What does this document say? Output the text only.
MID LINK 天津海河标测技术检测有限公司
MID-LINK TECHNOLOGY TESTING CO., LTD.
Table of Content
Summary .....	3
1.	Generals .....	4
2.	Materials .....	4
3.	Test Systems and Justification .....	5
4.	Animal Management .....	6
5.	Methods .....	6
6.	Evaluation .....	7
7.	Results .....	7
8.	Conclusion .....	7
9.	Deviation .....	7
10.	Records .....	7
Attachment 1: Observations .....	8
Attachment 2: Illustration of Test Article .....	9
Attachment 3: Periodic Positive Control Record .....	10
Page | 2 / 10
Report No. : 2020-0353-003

________

Filter the entries above down to the lines containing the word "Attachment".

- Written response
Attachment 1: Observations .....	8
Attachment 2: Illustration of Test Article .....	9
Attachment 3: Periodic Positive Control Record .....	10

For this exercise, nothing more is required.